## MATERIAL TO PROCESS
★ ★ ★ ★ ★
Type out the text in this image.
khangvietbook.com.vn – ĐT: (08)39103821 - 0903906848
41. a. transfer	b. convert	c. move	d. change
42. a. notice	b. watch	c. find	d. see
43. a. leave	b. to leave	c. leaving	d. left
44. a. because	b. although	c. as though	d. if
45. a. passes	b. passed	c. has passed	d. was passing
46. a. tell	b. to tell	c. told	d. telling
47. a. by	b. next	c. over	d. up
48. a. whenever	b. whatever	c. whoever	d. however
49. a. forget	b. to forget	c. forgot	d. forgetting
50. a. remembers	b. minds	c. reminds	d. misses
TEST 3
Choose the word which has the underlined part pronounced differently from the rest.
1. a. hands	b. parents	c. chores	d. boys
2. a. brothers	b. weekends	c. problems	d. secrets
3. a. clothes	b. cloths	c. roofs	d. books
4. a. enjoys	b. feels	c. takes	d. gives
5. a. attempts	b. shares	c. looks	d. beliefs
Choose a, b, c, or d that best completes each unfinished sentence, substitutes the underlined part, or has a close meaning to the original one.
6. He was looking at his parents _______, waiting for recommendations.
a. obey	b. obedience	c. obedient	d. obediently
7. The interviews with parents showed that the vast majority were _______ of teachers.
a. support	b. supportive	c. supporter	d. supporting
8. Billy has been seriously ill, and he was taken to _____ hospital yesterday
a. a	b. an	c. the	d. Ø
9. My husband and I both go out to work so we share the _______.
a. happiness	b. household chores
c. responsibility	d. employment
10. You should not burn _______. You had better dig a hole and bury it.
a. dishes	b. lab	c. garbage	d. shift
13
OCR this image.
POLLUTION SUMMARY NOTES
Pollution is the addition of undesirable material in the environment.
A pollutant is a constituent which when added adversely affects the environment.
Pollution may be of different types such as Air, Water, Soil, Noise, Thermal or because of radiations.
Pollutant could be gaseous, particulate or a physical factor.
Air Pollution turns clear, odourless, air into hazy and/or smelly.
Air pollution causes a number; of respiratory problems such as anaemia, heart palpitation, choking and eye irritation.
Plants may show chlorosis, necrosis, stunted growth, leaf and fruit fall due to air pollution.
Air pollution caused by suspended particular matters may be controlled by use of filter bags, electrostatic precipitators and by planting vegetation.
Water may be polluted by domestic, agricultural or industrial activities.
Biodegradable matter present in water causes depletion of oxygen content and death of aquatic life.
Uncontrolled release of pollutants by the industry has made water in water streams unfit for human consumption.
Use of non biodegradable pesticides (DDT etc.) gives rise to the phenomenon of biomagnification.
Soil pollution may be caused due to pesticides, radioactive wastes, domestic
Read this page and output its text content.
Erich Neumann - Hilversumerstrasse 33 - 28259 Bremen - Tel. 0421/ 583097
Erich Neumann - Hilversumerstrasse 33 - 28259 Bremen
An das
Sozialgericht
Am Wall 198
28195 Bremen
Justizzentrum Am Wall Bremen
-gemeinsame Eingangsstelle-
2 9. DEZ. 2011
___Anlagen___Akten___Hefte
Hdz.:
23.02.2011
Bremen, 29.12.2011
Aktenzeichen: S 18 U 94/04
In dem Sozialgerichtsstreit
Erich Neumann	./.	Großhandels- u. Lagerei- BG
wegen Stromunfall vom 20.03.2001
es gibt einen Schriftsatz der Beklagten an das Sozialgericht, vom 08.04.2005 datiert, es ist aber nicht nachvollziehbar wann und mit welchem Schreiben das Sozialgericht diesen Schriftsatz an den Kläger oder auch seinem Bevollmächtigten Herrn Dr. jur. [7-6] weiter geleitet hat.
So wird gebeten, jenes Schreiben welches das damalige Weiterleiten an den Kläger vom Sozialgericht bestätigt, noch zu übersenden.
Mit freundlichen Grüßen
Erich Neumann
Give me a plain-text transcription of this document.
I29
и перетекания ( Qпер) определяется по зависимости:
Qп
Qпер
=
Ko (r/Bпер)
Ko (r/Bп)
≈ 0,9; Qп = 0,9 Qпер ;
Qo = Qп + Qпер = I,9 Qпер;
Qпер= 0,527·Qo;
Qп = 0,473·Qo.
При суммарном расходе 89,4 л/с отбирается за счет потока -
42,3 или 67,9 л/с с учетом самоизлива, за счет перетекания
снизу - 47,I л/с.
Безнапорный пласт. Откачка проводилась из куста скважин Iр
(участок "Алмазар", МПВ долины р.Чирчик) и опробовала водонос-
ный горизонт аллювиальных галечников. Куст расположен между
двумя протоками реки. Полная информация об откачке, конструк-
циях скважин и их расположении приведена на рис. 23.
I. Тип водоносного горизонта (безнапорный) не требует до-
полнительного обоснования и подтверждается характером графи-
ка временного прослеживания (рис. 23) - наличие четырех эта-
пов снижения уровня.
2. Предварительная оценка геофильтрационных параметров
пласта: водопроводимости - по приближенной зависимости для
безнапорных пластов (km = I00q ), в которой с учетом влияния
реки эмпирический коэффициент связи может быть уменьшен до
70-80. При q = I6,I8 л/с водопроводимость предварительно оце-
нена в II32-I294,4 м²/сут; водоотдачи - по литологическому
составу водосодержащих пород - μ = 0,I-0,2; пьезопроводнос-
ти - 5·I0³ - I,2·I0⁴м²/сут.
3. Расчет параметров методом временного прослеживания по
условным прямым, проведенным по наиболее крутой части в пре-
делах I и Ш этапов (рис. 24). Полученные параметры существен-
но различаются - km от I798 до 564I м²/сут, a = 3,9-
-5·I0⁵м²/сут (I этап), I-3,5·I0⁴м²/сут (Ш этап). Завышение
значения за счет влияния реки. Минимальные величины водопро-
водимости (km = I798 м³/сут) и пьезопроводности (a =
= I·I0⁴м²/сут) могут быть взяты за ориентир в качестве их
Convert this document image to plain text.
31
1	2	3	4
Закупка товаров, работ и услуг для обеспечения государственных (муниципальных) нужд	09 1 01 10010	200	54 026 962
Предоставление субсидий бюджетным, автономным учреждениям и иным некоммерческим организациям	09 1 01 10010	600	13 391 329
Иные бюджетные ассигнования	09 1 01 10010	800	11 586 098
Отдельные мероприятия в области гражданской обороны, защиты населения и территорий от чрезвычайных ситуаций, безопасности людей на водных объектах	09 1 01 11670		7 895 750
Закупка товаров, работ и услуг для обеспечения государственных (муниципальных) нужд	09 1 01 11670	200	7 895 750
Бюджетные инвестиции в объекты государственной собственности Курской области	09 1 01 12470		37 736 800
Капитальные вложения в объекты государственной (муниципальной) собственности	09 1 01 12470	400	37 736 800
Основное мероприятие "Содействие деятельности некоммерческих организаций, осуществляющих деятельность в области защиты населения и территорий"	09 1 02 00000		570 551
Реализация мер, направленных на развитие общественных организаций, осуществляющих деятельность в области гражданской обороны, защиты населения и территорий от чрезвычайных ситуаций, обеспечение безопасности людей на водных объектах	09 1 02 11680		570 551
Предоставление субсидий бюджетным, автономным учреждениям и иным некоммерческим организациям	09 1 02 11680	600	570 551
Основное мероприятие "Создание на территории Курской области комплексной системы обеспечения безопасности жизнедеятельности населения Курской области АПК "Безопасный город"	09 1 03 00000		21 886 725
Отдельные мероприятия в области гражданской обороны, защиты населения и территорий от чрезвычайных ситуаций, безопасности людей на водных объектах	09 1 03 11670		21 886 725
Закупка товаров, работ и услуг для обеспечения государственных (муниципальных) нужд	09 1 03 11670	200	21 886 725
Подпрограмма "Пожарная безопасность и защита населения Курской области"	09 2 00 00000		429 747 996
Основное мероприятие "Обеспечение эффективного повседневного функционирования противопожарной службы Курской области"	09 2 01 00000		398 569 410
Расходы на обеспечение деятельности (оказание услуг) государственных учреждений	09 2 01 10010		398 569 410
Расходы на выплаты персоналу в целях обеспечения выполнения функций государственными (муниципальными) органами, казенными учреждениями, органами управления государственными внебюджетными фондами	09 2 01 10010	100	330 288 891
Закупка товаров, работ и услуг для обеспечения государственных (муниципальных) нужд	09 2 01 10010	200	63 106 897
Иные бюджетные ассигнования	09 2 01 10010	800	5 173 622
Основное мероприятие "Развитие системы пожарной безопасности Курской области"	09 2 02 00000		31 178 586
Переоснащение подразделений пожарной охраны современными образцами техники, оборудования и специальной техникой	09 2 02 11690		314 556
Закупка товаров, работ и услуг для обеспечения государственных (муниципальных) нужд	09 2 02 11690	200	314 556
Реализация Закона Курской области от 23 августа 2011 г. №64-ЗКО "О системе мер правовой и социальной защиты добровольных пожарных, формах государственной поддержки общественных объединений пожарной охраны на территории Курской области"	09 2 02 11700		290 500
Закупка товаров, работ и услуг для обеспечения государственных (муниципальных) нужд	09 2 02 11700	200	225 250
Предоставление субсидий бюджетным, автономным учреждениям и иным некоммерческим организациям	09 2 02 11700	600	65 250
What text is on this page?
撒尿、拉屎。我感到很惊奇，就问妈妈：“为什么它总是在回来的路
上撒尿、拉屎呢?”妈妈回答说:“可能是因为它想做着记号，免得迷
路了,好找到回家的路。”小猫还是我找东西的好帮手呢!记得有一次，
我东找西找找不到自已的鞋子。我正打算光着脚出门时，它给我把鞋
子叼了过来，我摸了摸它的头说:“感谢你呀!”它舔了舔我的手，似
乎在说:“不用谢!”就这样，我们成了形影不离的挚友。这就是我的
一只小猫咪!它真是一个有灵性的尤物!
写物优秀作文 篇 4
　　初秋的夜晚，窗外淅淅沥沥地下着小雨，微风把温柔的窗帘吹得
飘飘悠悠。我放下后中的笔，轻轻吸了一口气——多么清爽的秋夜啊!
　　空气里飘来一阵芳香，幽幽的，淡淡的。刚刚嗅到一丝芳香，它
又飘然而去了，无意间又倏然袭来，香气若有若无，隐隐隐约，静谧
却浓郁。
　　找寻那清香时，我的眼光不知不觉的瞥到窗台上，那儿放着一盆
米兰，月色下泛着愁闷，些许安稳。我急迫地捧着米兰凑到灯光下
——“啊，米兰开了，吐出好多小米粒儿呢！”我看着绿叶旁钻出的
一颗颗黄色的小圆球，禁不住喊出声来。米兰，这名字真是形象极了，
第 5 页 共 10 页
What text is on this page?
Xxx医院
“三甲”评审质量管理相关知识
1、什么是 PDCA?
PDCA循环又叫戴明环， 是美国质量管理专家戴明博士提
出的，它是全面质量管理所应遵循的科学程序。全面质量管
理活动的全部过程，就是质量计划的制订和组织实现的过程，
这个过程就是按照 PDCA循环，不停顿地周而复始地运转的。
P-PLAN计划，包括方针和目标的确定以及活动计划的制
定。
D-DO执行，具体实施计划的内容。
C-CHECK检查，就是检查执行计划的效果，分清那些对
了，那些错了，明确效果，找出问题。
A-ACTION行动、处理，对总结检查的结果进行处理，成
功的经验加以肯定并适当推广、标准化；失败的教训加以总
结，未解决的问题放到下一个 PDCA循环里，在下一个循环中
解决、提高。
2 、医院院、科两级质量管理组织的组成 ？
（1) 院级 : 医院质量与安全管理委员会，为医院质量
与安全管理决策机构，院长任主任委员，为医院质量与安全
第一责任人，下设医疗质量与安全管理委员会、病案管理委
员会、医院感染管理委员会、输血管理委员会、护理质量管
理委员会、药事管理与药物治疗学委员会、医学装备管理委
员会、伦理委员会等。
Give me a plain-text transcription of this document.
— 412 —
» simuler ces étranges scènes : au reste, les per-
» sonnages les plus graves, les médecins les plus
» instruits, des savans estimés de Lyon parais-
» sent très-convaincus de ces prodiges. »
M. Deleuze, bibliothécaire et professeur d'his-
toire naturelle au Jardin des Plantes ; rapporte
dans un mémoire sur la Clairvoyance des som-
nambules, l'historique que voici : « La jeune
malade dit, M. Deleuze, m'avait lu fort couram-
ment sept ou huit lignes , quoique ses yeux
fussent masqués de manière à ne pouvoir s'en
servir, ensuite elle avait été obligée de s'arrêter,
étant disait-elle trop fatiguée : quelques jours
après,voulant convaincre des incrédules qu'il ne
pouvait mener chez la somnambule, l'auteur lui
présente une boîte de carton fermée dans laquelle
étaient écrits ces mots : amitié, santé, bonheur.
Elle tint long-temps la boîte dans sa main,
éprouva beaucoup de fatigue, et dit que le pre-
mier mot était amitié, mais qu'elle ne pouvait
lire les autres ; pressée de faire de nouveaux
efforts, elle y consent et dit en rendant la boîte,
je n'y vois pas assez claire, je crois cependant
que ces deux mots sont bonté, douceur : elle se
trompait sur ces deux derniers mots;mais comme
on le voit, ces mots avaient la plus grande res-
★ ★ ★ ★ ★
## YOUR OBJECTIVE
Counting only lines of the data above that hold "гражданской", report the total and nothing else.

## RESULT BELOW
3